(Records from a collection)
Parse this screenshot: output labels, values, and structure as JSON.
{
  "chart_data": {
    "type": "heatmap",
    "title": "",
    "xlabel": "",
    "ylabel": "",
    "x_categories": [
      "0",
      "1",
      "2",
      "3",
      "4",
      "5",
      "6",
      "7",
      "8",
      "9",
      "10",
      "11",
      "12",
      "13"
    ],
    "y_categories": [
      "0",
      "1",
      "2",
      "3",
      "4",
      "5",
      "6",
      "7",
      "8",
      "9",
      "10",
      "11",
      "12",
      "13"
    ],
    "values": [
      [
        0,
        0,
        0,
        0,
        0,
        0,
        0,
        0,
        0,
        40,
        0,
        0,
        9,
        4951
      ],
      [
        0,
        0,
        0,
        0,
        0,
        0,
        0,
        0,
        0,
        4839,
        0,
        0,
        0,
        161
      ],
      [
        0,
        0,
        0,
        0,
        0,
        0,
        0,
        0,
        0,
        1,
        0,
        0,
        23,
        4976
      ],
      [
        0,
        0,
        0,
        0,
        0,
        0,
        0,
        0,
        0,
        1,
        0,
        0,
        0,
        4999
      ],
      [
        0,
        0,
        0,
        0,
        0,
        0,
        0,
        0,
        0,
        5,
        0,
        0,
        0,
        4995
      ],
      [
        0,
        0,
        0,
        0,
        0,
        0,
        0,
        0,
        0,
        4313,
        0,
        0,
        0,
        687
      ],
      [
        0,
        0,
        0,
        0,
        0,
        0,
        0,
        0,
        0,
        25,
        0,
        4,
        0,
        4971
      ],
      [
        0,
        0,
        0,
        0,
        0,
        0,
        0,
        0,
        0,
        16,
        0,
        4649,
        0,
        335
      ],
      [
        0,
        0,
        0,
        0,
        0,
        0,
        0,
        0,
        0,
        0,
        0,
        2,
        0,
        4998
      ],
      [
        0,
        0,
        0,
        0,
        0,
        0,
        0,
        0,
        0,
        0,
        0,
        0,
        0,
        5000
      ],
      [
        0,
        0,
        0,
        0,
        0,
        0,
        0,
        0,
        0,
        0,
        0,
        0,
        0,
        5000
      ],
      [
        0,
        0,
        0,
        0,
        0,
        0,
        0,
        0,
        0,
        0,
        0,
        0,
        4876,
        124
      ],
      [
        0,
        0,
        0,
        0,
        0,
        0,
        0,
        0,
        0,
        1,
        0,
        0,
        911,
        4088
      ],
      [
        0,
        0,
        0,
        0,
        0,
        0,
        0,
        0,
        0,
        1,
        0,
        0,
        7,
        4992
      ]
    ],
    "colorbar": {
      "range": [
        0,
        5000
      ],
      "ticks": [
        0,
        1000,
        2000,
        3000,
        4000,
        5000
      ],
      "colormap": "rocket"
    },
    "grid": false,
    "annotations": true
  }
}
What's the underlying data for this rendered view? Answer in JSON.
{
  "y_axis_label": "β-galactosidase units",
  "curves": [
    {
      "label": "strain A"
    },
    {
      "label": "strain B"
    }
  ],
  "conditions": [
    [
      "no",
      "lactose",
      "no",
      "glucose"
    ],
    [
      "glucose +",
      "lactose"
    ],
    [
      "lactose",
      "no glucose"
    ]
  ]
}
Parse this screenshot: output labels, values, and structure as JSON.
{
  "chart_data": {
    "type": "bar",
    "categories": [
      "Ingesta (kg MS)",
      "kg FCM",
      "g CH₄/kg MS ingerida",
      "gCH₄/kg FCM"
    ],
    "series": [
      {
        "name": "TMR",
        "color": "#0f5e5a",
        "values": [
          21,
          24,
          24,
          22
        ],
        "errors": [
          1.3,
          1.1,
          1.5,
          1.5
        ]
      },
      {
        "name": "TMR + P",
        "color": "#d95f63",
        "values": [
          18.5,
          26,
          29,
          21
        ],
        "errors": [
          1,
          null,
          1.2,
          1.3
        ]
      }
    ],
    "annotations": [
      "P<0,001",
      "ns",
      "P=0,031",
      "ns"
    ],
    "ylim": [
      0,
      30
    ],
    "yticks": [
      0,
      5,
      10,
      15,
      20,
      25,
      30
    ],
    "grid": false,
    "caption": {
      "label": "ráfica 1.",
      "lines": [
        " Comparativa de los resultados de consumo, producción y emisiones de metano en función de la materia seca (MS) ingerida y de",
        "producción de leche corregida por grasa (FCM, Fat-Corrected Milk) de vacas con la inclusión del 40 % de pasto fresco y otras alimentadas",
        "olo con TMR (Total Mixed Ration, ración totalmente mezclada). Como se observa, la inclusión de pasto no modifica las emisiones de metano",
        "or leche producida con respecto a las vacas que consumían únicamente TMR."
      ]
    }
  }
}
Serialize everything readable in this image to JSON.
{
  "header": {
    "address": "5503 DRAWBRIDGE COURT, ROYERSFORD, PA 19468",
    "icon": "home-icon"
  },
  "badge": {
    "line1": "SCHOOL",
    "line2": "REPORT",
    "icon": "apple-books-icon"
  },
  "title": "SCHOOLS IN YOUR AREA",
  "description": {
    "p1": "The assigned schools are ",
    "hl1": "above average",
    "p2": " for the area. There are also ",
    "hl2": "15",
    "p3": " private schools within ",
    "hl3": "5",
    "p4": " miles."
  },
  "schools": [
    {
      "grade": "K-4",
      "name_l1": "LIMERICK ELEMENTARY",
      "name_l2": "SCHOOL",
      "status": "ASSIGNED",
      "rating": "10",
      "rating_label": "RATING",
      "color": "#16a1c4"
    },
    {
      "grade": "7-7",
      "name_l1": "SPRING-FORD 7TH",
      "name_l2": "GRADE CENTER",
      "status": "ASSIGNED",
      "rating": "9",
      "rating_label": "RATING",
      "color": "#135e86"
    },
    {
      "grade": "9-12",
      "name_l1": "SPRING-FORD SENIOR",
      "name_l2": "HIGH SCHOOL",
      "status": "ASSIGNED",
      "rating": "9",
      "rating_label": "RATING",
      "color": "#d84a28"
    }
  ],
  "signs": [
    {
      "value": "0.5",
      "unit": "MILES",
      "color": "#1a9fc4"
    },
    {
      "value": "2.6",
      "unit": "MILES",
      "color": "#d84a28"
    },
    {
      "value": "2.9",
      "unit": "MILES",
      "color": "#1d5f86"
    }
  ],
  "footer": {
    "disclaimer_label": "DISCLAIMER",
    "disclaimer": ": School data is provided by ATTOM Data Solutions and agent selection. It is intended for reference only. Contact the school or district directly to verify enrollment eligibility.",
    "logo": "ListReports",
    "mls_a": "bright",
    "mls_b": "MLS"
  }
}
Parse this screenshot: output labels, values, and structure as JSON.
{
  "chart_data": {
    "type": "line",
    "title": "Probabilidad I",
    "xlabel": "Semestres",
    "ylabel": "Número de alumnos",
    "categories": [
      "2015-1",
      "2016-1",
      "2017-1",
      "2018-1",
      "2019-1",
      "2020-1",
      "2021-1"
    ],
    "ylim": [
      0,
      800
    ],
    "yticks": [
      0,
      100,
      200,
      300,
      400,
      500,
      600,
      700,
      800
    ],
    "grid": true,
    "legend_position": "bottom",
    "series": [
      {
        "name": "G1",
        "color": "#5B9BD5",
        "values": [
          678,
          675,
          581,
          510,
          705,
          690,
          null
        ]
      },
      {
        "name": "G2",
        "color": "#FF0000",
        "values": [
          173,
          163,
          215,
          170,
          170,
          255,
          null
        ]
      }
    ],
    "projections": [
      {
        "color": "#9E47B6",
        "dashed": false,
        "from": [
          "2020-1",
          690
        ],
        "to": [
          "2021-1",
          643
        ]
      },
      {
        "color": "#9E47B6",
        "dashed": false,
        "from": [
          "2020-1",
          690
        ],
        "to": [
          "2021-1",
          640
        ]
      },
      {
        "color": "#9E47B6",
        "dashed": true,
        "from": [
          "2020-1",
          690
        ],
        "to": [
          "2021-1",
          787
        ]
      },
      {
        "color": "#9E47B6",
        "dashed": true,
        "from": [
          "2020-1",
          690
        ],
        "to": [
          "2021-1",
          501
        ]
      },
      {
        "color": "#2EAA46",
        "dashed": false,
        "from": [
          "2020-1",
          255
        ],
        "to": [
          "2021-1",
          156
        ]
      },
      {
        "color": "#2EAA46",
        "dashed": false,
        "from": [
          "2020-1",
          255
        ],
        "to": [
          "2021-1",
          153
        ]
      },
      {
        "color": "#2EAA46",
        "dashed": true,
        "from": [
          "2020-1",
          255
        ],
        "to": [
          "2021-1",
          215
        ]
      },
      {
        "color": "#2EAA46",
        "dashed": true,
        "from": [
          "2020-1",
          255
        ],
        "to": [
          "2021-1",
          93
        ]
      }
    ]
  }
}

● **What you are asked to do**: Read the entries and select each line where the word "ingerida" is found.

● **Task answer**:
      "g CH₄/kg MS ingerida",
        " Comparativa de los resultados de consumo, producción y emisiones de metano en función de la materia seca (MS) ingerida y de",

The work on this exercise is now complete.